Instruction. Below are records; count the lines in them that hold "TradingView" and give only the count.

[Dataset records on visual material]
-- -- --
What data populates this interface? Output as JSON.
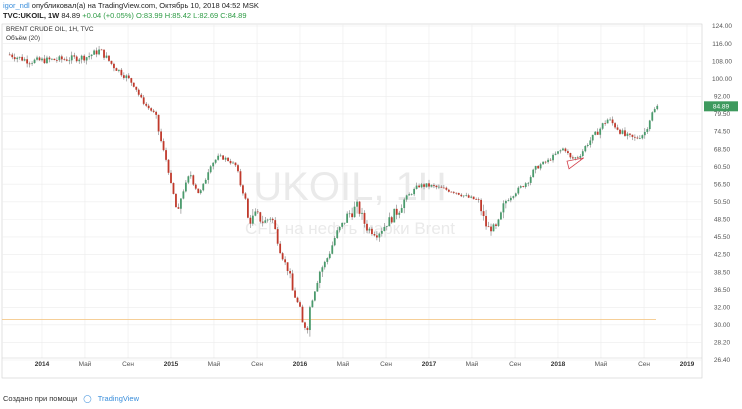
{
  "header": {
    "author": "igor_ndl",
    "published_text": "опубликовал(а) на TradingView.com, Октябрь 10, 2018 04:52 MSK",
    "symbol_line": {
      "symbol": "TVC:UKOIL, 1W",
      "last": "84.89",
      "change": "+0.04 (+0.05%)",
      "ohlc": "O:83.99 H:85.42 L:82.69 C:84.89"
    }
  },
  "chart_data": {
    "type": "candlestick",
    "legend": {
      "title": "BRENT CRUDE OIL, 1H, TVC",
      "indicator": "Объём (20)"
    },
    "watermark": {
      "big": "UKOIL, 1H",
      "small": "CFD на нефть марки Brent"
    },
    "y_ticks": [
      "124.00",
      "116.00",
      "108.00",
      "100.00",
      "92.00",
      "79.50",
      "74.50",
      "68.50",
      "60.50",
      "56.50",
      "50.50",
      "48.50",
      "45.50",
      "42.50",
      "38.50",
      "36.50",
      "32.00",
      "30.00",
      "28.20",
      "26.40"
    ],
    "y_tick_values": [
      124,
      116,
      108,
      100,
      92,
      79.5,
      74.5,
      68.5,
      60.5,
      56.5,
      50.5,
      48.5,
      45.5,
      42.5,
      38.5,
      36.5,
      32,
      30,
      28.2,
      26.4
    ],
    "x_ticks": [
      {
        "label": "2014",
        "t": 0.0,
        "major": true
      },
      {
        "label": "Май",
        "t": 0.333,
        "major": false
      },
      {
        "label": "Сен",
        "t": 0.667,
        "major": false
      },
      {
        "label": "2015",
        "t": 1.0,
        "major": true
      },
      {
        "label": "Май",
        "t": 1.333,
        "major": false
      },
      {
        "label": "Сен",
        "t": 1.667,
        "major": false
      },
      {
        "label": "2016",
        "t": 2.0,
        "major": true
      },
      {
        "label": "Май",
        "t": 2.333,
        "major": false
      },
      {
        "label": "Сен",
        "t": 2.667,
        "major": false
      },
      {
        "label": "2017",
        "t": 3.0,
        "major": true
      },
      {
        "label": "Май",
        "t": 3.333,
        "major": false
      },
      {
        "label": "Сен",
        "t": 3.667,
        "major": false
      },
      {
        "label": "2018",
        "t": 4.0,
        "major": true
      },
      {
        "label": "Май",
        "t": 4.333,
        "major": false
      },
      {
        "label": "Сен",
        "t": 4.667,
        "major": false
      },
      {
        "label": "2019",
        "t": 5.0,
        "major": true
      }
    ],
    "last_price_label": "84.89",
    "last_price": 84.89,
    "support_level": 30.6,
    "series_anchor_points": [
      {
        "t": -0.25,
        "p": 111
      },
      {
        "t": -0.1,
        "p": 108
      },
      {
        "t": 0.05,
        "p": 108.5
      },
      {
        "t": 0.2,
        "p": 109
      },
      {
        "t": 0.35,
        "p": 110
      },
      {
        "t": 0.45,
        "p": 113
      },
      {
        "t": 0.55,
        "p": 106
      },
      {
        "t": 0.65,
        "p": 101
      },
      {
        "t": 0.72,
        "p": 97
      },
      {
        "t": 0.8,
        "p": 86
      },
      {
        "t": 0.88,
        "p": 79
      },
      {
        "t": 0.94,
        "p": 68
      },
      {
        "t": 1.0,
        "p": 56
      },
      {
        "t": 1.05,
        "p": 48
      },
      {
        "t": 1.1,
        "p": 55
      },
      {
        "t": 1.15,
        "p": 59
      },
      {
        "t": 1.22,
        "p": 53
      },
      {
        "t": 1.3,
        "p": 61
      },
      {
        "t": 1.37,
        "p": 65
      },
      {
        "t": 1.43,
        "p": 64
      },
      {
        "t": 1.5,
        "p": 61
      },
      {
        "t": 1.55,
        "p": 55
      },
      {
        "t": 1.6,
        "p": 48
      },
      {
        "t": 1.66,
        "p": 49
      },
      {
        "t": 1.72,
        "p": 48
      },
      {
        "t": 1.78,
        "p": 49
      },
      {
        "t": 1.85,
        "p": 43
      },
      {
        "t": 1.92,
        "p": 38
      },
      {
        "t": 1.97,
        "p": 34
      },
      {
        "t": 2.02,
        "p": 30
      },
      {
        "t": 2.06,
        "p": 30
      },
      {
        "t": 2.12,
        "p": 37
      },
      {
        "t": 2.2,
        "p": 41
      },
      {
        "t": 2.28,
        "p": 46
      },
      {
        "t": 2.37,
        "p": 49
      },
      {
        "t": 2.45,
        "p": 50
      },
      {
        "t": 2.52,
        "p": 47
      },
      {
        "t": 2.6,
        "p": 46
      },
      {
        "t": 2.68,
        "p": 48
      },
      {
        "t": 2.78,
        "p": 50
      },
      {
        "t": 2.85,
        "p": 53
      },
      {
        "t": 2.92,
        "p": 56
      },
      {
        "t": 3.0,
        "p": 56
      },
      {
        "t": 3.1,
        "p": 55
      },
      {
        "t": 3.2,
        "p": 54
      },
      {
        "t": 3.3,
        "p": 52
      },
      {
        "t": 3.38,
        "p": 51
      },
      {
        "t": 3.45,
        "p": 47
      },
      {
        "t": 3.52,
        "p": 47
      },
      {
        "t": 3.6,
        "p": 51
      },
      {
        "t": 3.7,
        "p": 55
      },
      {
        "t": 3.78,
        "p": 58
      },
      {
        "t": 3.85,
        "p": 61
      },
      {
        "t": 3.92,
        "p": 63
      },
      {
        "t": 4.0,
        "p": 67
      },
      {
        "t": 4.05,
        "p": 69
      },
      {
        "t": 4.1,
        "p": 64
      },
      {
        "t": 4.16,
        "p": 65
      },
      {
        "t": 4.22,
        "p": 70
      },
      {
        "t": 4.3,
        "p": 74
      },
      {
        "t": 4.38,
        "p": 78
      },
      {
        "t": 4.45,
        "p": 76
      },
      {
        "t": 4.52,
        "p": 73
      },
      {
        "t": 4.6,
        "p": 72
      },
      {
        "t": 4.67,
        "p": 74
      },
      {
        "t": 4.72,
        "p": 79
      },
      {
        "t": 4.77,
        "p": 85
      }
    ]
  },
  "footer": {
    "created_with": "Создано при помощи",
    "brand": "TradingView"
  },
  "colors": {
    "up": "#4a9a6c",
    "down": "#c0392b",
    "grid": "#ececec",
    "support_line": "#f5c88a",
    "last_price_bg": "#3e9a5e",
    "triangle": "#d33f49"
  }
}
-- -- --
Response. 2